Extrait
Ces mêmes monarchies devaient fermer
les yeux sur les événements en cours
dans certaines régions y compris en
Palestine, alors même qu’ils prétendent
soutenir les aspirations du peuple
palestinien. Ils vont être les premiers
pays arabes à avoir des contacts directs
ou secrets avec l’État d’Israël, ce qui
aboutira plus tard au rapprochement du
mouvement de résistance palestinienne
avec les Iraniens.
Ces derniers apparaissent aujourd’hui
comme les seuls à vouloir défendre les
lieux saints de l’islam avec les hommes
d’Al-Qods, branche des Gardiens de la
Révolution, et à travers leur soutien au
Hamas. La magie états-unienne s’est
retournée contre le magicien.
Le monde arabo-musulman doit rester
pour l’Amérique du Nord un monde riche
en pétrole, exploitable à volonté, mais
pauvre en matière grise et maintenu dans
une totale situation de dépendance
technologique ; un marché d’un milliard
de consommateurs incapables d’autonomie
politico-militaire et économique. Le
carcan coranique est, selon elle,
favorable à l’indigence intellectuelle.
Dans la
nuit du 1er au 2 mars 2014, alors que la
Russie s’apprête à intervenir en Crimée,
un groupe islamiste attaque des
voyageurs dans une gare du Yunnan
(une région où les musulmans sont très
rares),faisant au moins 29 morts et 130
blessés graves.
Les États-Unis envoient ainsi un message
au gouvernement chinois de ne pas
intervenir dans le conflit en cours.
À la surprise générale, l’ambassadeur de
Chine au Conseil de sécurité se bornera
le lendemain
à quelques phrases générales lors du
débat sur la situation en Ukraine.
Les règles du jeu
Un axe Téhéran-Beyrouth en passant
par Bagdad et Damas s’est installé au
fur et à mesure au détriment de la
stratégie de Washington dans la région.
Il était indispensable au fil des années
que cet axe se dote d’alliés et de
partenaires notamment en raison des
sanctions prises à l’encontre de l’Iran
et de la Syrie.
Par ailleurs, historiquement, la
ligne Damas-Moscou n’a jamais été
suspendue malgré la disparition de
l’Union Soviétique et malgré la période
tumultueuse qu’a traversée la Fédération
russe. Mais l’arrivée du président
Vladimir Poutine, ambitionnant de rendre
à la Russie son rôle sur la scène
internationale et de préserver ses
intérêts stratégiques, n’était pas du
goût des États-Unis.

Données fournies

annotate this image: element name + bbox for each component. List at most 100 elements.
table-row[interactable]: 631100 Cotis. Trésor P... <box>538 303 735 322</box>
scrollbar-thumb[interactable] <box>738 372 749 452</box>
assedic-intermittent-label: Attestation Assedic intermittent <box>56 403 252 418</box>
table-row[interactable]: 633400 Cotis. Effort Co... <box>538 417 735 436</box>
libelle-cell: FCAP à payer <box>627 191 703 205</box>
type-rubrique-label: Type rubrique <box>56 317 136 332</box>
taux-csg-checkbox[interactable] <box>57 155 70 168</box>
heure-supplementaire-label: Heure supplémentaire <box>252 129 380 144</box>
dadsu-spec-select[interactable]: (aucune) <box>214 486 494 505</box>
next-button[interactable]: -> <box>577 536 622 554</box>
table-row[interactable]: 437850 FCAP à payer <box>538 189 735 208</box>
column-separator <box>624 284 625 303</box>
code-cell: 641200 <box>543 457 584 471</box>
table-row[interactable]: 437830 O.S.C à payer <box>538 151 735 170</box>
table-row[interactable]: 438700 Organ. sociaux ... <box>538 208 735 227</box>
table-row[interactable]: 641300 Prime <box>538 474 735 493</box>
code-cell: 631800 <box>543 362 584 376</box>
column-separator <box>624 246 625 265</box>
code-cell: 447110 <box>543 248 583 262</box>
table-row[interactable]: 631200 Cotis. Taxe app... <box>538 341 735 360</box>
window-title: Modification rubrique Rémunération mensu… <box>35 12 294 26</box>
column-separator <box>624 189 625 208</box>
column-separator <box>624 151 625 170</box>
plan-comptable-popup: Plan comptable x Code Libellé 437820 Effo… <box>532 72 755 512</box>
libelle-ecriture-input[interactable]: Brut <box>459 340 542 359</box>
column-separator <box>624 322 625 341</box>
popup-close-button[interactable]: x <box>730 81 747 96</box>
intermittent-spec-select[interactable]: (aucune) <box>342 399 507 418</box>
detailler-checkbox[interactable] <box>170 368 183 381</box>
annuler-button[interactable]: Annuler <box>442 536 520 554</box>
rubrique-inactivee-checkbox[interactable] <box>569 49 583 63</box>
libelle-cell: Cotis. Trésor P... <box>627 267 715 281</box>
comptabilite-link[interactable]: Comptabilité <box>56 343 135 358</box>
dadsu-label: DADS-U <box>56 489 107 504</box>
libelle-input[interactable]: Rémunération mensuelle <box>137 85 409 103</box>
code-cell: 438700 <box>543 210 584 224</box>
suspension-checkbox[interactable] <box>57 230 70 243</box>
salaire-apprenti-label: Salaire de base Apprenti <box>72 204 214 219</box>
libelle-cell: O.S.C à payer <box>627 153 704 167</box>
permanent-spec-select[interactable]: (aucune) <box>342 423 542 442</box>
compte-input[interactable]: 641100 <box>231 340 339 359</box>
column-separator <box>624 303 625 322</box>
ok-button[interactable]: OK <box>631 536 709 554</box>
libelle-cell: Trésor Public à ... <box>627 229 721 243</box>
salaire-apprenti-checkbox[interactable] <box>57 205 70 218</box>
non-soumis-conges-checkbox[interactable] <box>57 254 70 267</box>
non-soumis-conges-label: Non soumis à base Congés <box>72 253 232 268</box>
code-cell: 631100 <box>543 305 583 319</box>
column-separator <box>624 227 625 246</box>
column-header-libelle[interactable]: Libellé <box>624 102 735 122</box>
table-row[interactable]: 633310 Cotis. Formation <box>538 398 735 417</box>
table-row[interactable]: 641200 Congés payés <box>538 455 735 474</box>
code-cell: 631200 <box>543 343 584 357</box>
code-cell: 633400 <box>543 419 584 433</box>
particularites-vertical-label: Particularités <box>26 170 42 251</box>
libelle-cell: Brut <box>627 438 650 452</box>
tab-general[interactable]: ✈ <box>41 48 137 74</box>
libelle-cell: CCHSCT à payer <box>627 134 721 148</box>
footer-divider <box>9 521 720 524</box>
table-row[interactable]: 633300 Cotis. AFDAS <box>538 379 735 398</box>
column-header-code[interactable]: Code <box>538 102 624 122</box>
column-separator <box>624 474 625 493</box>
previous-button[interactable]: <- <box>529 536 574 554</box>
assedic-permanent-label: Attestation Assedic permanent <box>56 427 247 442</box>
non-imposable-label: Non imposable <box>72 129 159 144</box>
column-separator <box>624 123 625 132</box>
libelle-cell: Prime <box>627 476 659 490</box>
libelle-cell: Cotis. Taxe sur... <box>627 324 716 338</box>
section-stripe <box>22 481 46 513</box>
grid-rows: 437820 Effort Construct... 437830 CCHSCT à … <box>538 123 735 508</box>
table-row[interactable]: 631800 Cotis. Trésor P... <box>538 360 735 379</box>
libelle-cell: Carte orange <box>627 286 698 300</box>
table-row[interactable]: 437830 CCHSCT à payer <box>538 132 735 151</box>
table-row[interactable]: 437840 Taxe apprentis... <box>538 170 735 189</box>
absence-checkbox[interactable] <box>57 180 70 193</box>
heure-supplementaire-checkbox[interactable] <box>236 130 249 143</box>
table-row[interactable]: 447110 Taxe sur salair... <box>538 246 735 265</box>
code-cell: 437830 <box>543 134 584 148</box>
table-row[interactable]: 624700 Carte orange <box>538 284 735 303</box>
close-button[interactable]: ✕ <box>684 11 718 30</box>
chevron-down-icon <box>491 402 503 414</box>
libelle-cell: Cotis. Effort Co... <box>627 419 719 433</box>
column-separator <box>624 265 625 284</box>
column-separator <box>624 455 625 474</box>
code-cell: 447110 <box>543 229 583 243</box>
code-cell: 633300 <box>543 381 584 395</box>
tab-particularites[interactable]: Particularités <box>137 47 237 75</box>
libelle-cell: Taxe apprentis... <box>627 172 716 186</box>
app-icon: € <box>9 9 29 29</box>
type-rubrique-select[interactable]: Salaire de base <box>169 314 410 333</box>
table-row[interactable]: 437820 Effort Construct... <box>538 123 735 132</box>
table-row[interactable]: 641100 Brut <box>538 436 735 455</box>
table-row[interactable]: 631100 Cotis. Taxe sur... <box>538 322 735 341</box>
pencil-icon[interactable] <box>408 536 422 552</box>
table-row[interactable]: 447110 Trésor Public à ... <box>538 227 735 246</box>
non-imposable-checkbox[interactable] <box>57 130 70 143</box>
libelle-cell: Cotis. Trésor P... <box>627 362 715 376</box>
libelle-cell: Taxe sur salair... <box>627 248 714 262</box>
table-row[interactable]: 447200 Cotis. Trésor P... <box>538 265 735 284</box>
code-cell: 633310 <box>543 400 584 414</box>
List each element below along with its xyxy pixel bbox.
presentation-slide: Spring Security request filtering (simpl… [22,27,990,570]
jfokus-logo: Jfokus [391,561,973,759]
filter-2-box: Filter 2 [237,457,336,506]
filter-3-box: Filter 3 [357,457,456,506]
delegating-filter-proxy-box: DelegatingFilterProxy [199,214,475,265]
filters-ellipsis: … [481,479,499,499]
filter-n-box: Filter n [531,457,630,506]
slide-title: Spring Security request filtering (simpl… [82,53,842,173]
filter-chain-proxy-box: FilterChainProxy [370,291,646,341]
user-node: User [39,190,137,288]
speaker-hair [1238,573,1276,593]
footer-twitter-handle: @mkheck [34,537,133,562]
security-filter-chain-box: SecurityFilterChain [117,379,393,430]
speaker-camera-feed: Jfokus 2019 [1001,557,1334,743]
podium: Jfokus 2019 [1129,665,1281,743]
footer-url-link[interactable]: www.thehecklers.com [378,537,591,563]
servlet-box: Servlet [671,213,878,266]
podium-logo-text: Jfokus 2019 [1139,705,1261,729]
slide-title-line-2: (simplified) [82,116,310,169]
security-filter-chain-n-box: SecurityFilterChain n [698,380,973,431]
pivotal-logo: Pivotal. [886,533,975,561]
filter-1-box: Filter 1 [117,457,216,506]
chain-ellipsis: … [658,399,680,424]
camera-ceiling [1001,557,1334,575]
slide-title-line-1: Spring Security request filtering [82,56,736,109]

Consignes
1/ Traduisez en anglais la phrase suivante de l'extrait : « La magie états-unienne s'est retournée contre le magicien. »
2/ Présentez sous forme de liste JSON de chaînes les lignes des enregistrements, depuis leur début jusqu'à la ligne contenant « table-row[interactable]: 437850 FCAP », incluse. Mettez une chaîne par ligne et omettez les lignes vides.
Les enregistrements n'ont aucun rapport avec l'extrait.

Résultats de l'exercice
1/ The American magic has turned against the magician.

2/
[
  "annotate this image: element name + bbox for each component. List at most 100 elements.",
  "table-row[interactable]: 631100 Cotis. Trésor P... <box>538 303 735 322</box>",
  "scrollbar-thumb[interactable] <box>738 372 749 452</box>",
  "assedic-intermittent-label: Attestation Assedic intermittent <box>56 403 252 418</box>",
  "table-row[interactable]: 633400 Cotis. Effort Co... <box>538 417 735 436</box>",
  "libelle-cell: FCAP à payer <box>627 191 703 205</box>",
  "type-rubrique-label: Type rubrique <box>56 317 136 332</box>",
  "taux-csg-checkbox[interactable] <box>57 155 70 168</box>",
  "heure-supplementaire-label: Heure supplémentaire <box>252 129 380 144</box>",
  "dadsu-spec-select[interactable]: (aucune) <box>214 486 494 505</box>",
  "next-button[interactable]: -> <box>577 536 622 554</box>",
  "table-row[interactable]: 437850 FCAP à payer <box>538 189 735 208</box>"
]